Written problem
For the records that follow, return only the count of lines containing the string "ffffff".
begin Extracted records
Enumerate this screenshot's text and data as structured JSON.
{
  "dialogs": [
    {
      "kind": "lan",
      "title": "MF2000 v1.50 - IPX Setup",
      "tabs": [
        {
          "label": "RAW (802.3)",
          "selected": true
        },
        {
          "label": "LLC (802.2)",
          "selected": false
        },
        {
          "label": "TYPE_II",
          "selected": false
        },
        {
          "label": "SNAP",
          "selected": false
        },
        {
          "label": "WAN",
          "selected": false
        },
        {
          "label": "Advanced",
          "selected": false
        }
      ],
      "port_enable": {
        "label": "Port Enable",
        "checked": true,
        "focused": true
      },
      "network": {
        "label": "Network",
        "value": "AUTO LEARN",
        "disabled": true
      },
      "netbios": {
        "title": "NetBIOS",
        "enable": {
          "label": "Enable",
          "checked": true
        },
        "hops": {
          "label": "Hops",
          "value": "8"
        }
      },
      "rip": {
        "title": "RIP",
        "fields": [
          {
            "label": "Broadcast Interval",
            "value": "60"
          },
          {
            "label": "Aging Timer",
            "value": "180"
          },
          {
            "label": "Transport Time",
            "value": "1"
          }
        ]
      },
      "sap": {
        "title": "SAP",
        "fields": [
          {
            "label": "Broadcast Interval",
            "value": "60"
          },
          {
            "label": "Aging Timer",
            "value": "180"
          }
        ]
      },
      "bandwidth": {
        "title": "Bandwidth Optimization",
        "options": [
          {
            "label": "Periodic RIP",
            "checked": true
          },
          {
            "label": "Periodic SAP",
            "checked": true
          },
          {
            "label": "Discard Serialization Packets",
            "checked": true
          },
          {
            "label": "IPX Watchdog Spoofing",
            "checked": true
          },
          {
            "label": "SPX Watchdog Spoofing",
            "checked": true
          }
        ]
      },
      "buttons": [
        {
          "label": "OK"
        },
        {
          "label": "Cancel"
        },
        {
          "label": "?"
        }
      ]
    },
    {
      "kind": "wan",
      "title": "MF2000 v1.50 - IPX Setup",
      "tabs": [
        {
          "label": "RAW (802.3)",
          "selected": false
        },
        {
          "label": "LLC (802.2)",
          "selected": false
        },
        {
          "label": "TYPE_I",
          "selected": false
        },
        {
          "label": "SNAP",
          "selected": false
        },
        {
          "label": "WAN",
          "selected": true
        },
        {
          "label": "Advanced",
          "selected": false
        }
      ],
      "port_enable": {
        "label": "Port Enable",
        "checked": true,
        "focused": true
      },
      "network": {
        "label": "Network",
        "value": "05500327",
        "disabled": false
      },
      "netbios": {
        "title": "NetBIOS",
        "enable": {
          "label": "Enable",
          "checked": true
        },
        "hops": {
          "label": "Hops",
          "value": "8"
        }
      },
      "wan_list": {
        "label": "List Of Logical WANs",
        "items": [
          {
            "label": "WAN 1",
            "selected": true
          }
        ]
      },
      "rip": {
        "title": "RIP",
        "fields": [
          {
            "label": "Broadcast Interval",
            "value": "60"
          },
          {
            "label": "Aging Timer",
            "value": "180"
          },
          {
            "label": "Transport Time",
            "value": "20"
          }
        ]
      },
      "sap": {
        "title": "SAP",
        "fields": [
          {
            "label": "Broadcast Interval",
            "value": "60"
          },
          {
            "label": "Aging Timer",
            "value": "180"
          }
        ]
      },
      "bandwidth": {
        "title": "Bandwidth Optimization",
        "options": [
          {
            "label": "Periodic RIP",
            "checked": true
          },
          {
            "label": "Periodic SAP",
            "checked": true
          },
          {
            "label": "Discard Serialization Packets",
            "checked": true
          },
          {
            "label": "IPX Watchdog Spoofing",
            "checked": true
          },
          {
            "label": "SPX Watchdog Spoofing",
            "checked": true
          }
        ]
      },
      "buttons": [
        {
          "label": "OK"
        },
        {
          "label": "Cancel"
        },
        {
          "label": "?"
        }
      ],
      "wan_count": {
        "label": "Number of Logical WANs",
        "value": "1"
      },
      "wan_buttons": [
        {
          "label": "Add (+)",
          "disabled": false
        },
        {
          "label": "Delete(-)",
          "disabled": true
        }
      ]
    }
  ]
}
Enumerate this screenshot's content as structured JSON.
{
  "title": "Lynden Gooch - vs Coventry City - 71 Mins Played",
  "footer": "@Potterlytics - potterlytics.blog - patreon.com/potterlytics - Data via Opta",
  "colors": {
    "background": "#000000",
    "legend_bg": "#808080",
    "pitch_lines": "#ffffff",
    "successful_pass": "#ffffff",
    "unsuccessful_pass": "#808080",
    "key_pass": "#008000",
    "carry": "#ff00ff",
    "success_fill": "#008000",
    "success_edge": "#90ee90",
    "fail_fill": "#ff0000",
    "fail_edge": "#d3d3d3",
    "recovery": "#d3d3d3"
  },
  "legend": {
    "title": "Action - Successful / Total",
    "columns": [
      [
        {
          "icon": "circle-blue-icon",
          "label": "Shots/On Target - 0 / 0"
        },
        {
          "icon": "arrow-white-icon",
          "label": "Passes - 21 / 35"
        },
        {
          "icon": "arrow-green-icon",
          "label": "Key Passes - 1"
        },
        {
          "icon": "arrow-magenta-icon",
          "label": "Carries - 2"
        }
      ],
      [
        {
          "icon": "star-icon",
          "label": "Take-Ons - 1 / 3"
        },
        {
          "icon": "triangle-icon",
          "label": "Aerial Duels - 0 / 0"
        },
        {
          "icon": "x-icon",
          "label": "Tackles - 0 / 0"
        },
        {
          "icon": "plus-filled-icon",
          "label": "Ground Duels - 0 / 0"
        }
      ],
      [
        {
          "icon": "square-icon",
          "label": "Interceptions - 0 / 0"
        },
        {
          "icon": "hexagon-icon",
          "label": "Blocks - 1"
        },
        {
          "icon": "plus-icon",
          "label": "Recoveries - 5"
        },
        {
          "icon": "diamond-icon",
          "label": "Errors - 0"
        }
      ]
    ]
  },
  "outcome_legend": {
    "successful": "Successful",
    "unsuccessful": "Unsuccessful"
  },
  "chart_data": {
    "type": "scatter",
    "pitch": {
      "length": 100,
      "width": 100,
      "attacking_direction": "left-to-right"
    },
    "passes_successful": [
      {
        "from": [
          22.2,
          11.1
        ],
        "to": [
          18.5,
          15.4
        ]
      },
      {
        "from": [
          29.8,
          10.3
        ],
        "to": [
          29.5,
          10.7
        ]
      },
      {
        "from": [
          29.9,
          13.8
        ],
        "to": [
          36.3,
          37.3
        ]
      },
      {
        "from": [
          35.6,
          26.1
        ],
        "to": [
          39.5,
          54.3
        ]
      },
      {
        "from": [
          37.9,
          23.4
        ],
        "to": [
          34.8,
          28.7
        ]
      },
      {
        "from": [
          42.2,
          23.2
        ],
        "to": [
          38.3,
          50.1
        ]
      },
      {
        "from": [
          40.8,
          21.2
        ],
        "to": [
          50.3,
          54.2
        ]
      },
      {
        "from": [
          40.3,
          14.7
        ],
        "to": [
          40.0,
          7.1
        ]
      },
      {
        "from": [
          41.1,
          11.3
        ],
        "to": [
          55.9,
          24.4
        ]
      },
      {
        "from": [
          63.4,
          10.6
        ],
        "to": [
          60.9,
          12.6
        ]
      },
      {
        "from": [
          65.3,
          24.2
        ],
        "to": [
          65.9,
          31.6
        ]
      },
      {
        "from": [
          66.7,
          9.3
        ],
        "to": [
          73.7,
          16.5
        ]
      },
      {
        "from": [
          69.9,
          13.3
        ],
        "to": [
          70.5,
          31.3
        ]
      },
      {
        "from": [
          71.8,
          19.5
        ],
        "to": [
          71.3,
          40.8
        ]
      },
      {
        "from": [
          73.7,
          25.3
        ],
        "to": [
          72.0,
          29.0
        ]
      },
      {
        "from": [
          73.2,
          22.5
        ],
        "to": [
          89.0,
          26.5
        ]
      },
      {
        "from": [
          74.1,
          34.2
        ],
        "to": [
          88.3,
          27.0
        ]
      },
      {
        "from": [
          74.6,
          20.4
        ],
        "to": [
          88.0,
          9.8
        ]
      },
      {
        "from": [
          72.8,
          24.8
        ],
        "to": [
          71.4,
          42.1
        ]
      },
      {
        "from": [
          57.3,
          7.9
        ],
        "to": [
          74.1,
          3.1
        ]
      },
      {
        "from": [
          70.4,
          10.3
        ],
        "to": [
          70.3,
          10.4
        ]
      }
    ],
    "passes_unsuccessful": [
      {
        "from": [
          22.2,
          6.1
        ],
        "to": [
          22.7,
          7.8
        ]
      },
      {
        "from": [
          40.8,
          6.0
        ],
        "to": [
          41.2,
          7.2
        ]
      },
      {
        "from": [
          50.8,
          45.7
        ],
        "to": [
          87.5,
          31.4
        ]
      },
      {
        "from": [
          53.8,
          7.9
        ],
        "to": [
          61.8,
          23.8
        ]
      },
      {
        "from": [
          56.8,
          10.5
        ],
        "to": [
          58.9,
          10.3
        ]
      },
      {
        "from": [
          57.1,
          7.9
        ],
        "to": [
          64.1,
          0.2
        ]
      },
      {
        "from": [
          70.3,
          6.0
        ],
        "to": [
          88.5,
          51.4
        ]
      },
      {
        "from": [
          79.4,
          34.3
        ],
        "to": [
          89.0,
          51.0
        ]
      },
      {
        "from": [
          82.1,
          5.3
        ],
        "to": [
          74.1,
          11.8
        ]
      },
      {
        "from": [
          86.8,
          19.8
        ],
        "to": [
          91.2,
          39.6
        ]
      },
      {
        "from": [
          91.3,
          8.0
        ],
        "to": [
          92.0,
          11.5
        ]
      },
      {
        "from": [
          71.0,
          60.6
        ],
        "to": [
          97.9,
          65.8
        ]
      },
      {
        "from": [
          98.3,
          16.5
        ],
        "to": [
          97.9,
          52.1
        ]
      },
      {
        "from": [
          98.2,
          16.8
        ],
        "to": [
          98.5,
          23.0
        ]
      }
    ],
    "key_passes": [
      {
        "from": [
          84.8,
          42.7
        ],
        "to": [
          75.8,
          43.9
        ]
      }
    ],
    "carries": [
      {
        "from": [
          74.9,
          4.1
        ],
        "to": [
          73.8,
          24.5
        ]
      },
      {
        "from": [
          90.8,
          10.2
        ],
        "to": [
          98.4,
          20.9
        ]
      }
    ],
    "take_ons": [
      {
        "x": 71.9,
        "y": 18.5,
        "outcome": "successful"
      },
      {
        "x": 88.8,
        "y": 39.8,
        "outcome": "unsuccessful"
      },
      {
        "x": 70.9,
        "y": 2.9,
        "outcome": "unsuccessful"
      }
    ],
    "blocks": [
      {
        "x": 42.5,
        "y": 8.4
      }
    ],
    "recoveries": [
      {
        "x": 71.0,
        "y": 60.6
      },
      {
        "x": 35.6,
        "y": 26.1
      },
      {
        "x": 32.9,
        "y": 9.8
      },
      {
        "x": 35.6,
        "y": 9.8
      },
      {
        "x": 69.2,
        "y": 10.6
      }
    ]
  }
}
end Extracted records
Expected answer
2